- [Given task] Pull each line holding "Figur" out of the entries below.

====== Rows ======

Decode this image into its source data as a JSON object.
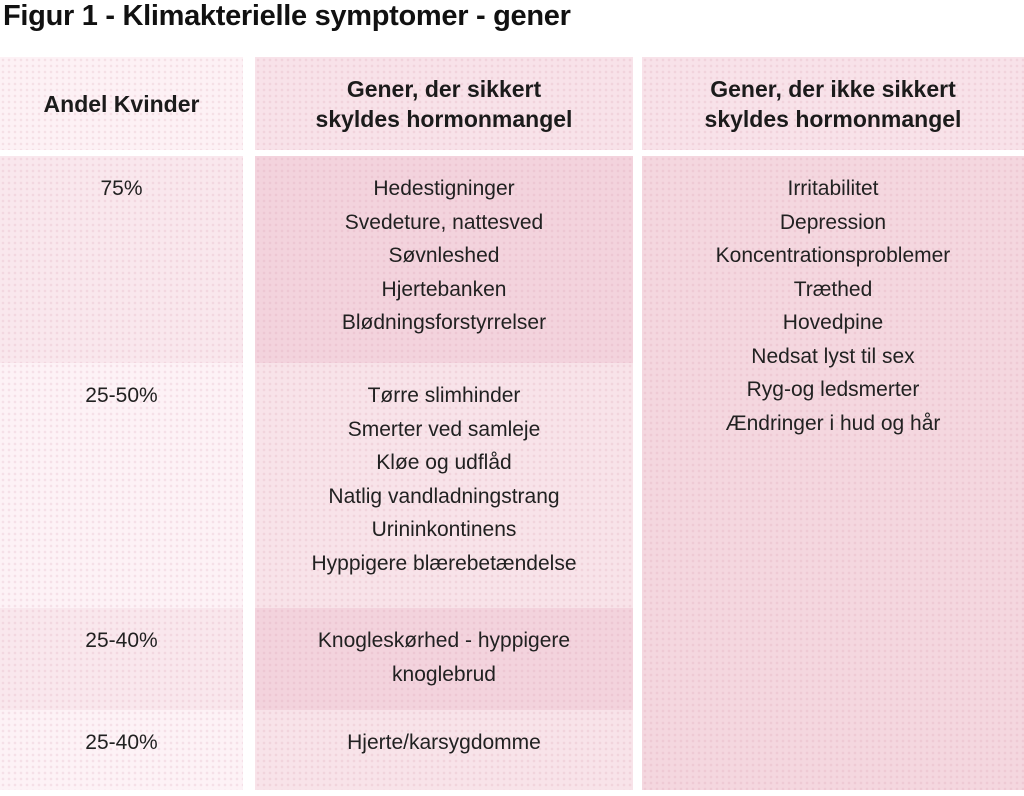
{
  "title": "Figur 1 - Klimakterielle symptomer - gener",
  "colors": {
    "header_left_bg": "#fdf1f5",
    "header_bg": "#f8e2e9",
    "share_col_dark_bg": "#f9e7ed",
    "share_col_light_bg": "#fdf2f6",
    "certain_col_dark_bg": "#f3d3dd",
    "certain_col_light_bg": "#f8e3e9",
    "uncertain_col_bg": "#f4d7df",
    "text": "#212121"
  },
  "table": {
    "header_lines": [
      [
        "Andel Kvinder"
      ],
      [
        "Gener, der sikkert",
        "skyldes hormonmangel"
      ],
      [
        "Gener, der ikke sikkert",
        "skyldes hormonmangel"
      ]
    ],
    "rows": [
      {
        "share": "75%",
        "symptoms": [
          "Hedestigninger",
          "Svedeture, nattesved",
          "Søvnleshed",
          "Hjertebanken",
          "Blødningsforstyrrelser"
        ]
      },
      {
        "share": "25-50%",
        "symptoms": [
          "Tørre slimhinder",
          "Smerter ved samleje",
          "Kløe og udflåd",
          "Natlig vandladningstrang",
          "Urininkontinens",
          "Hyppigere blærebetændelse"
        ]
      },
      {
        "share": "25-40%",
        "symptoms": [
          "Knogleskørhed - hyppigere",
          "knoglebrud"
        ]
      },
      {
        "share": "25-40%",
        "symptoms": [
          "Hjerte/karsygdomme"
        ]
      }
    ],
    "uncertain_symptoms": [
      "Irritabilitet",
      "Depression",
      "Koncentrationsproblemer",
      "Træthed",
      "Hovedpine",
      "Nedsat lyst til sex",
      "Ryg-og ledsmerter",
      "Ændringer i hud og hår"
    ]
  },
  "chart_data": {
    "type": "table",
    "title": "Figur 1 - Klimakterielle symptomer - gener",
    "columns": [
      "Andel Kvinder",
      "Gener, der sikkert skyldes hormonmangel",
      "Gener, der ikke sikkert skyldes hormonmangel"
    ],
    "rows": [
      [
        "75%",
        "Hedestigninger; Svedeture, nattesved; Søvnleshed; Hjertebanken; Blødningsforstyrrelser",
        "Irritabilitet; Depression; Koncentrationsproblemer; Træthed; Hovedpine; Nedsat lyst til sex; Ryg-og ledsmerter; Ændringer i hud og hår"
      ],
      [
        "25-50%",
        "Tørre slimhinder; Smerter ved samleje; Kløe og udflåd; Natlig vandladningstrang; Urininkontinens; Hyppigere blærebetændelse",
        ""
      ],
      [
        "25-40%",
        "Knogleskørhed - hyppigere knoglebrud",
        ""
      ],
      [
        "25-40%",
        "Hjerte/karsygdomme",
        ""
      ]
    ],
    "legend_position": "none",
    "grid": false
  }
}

======
====== Rows ======

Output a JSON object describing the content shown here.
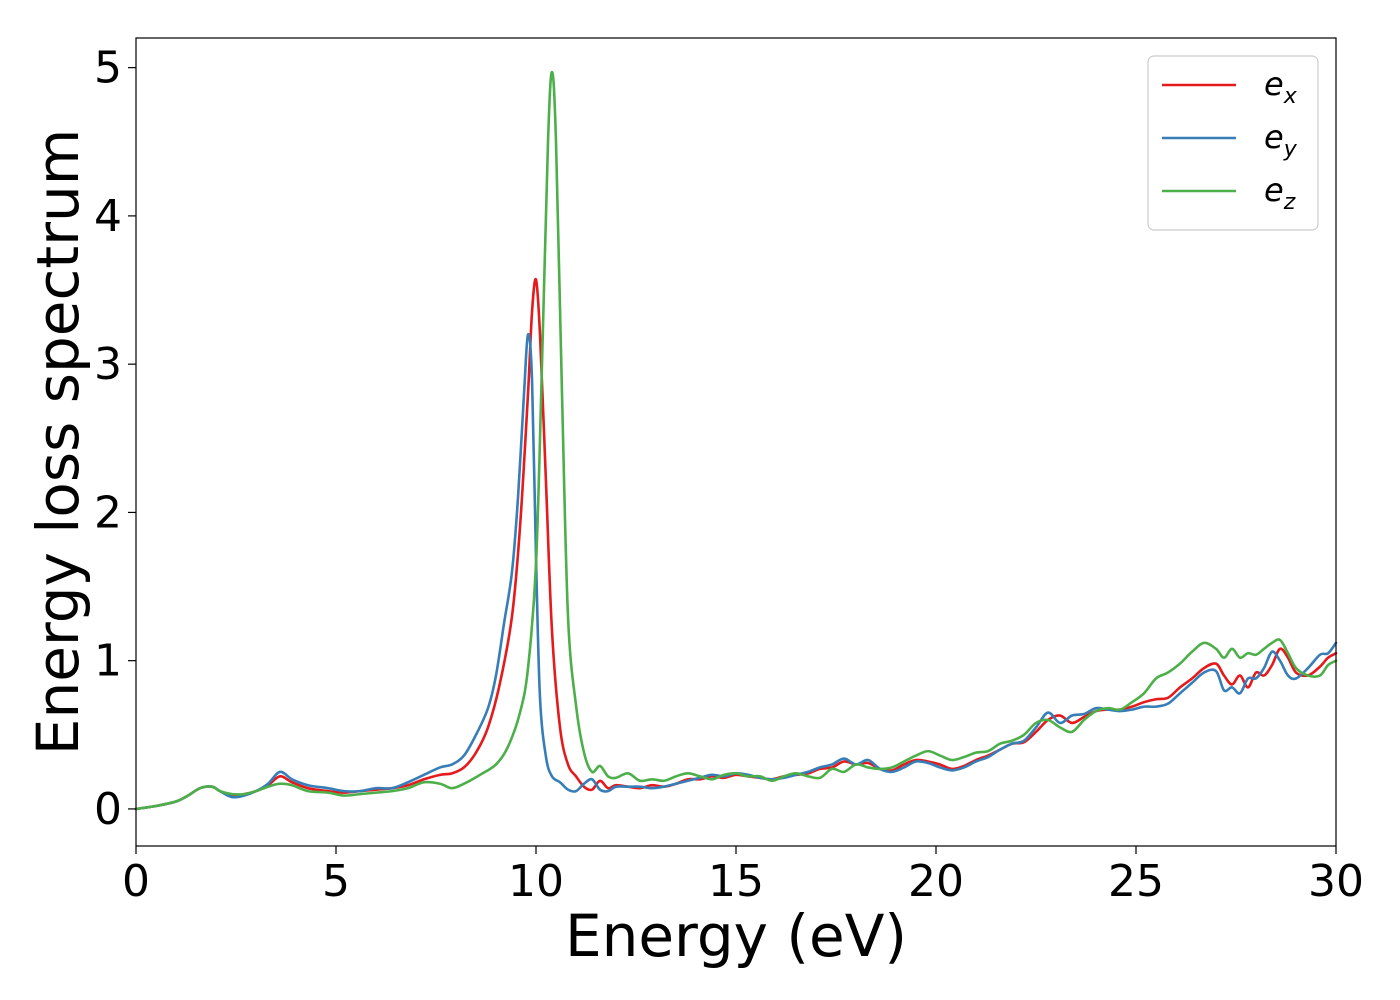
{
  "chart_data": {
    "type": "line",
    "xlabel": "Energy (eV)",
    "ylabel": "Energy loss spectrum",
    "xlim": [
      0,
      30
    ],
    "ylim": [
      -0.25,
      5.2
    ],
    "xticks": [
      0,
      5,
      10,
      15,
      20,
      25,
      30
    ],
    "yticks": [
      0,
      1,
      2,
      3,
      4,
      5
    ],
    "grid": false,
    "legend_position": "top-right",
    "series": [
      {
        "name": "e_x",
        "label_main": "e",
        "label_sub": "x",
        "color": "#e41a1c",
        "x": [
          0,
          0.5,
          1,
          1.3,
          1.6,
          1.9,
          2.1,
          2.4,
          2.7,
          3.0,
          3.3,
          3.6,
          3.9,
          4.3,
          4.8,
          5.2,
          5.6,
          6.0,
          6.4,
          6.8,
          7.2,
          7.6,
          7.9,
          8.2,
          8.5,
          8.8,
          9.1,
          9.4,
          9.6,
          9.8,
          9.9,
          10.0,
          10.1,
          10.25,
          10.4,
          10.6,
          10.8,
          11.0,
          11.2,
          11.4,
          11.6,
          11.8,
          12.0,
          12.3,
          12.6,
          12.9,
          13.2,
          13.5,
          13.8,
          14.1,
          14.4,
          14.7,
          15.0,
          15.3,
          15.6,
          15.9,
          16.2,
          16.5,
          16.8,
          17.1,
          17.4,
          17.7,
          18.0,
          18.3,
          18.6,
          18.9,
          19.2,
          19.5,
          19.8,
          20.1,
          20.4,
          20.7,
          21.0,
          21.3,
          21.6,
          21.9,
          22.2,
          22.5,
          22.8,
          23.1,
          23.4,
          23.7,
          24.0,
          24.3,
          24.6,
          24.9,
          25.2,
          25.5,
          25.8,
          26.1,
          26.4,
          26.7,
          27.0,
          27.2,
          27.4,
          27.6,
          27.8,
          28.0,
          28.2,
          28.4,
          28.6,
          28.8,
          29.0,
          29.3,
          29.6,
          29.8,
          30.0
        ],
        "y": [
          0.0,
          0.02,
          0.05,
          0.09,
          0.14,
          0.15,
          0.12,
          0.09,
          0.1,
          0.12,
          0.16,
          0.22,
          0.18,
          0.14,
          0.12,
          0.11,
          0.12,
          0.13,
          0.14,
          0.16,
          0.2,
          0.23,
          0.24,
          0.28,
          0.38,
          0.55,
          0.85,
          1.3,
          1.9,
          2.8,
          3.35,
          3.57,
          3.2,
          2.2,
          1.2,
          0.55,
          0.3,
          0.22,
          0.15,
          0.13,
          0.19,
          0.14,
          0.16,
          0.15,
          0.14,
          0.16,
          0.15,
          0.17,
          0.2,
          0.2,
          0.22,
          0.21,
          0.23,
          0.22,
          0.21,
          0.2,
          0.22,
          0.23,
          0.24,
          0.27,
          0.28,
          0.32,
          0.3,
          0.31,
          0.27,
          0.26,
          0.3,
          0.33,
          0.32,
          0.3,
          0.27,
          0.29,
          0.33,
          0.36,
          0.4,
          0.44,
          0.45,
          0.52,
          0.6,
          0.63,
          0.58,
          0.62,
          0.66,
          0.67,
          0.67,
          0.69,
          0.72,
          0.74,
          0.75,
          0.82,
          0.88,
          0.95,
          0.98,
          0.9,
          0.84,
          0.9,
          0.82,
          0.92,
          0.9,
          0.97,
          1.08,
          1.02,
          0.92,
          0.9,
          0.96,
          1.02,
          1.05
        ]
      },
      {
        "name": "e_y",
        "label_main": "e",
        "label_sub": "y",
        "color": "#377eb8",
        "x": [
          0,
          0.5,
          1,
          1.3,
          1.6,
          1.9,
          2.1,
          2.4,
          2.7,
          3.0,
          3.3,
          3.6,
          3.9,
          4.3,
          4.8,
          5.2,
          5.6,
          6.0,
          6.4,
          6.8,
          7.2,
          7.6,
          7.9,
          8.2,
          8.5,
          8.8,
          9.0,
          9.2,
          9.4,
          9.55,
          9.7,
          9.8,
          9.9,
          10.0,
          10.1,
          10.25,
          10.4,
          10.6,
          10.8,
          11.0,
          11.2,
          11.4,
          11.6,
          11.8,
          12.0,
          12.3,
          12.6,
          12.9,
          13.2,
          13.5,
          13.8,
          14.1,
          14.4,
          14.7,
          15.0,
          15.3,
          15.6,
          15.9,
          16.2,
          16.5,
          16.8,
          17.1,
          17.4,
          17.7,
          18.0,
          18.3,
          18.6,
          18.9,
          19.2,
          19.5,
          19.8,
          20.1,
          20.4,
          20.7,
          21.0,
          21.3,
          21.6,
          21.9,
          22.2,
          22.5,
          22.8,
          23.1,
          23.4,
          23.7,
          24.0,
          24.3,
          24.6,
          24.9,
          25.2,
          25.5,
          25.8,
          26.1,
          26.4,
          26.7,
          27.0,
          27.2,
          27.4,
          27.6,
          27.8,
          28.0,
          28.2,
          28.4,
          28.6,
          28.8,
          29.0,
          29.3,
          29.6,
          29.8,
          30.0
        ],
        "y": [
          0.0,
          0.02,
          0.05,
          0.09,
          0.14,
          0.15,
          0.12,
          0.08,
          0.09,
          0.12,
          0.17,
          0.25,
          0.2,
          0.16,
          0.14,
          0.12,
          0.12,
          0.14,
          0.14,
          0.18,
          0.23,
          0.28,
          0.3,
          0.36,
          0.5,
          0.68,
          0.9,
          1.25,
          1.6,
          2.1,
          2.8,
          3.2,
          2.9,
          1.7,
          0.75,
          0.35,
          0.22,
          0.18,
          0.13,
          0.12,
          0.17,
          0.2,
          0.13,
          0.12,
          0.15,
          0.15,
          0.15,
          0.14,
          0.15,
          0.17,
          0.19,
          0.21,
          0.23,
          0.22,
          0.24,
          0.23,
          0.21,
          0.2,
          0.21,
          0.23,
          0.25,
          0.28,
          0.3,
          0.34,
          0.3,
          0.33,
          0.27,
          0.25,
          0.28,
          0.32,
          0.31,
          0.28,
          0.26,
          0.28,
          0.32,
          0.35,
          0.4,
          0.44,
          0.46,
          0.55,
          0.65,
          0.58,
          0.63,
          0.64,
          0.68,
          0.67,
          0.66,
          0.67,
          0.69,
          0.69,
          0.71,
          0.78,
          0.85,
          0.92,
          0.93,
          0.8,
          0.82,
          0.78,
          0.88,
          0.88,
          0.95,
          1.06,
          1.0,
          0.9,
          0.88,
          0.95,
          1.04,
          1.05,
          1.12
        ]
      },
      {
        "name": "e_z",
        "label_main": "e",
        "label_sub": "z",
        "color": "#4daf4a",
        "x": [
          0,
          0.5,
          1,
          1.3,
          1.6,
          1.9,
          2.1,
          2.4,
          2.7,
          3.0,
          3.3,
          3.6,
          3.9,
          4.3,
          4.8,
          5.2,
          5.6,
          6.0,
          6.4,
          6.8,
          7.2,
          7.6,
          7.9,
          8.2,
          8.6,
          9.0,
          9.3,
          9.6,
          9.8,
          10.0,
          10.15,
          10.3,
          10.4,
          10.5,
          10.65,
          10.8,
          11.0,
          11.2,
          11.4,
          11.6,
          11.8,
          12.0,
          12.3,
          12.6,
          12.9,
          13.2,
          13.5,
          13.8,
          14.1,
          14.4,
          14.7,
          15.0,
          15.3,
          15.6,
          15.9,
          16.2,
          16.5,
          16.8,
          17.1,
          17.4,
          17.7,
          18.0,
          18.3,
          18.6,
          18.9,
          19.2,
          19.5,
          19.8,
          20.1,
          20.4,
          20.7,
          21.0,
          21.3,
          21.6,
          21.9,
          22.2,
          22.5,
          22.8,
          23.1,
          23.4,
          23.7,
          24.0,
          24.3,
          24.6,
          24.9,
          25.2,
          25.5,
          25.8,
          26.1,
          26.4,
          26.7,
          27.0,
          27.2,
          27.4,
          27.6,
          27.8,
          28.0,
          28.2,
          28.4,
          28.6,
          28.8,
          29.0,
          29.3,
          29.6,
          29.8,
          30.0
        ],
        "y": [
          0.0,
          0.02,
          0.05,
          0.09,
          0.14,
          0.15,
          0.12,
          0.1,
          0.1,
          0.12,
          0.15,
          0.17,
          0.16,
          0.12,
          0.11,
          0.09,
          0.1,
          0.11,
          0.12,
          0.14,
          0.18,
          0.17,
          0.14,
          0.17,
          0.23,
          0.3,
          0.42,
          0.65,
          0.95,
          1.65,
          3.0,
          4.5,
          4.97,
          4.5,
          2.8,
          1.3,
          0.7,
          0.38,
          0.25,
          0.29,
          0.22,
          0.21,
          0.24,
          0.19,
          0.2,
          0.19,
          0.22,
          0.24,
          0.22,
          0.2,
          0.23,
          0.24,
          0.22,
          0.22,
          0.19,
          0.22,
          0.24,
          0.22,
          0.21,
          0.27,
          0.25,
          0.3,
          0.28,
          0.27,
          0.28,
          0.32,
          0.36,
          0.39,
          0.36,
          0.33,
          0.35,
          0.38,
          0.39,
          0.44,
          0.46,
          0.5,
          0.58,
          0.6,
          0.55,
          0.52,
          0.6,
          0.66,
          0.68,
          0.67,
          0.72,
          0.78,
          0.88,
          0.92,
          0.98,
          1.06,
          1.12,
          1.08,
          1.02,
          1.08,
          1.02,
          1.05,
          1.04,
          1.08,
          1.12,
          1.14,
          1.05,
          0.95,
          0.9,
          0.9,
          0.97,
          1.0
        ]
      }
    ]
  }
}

======

- [Exercise response]
  "title": "Figur 1 - Klimakterielle symptomer - gener",
    "title": "Figur 1 - Klimakterielle symptomer - gener",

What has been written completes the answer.